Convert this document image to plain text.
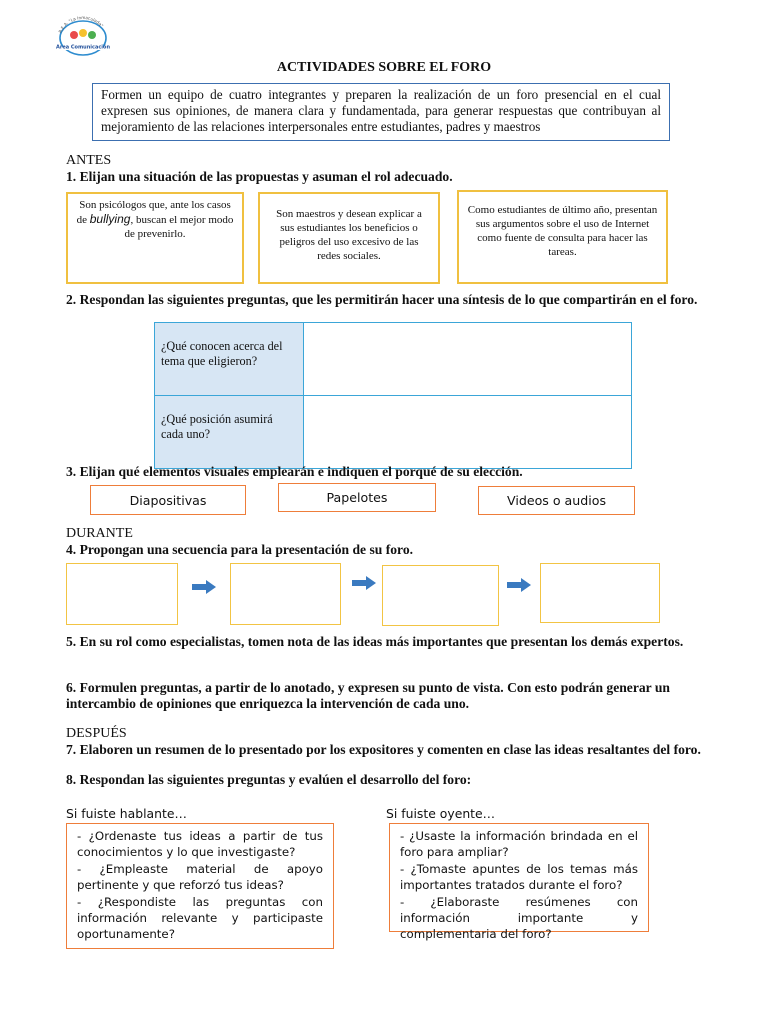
R.E.A. "La Inmaculada"
Area Comunicación
ACTIVIDADES SOBRE EL FORO
Formen un equipo de cuatro integrantes y preparen la realización de un foro presencial en el cual expresen sus opiniones, de manera clara y fundamentada, para generar respuestas que contribuyan al mejoramiento de las relaciones interpersonales entre estudiantes, padres y maestros
ANTES
1. Elijan una situación de las propuestas y asuman el rol adecuado.
Son psicólogos que, ante los casos de bullying, buscan el mejor modo de prevenirlo.
Son maestros y desean explicar a sus estudiantes los beneficios o peligros del uso excesivo de las redes sociales.
Como estudiantes de último año, presentan sus argumentos sobre el uso de Internet como fuente de consulta para hacer las tareas.
2. Respondan las siguientes preguntas, que les permitirán hacer una síntesis de lo que compartirán en el foro.
¿Qué conocen acerca del tema que eligieron?	
¿Qué posición asumirá cada uno?	
3. Elijan qué elementos visuales emplearán e indiquen el porqué de su elección.
Diapositivas	Papelotes	Videos o audios
DURANTE
4. Propongan una secuencia para la presentación de su foro.
5. En su rol como especialistas, tomen nota de las ideas más importantes que presentan los demás expertos.
6. Formulen preguntas, a partir de lo anotado, y expresen su punto de vista. Con esto podrán generar un intercambio de opiniones que enriquezca la intervención de cada uno.
DESPUÉS
7. Elaboren un resumen de lo presentado por los expositores y comenten en clase las ideas resaltantes del foro.
8. Respondan las siguientes preguntas y evalúen el desarrollo del foro:
Si fuiste hablante…
- ¿Ordenaste tus ideas a partir de tus conocimientos y lo que investigaste?
- ¿Empleaste material de apoyo pertinente y que reforzó tus ideas?
- ¿Respondiste las preguntas con información relevante y participaste oportunamente?
Si fuiste oyente…
- ¿Usaste la información brindada en el foro para ampliar?
- ¿Tomaste apuntes de los temas más importantes tratados durante el foro?
- ¿Elaboraste resúmenes con información importante y complementaria del foro?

::::::::::

(Aim of the task) Note how many lines in the material hold the word "cada", and give that number with nothing added.

(Result) 2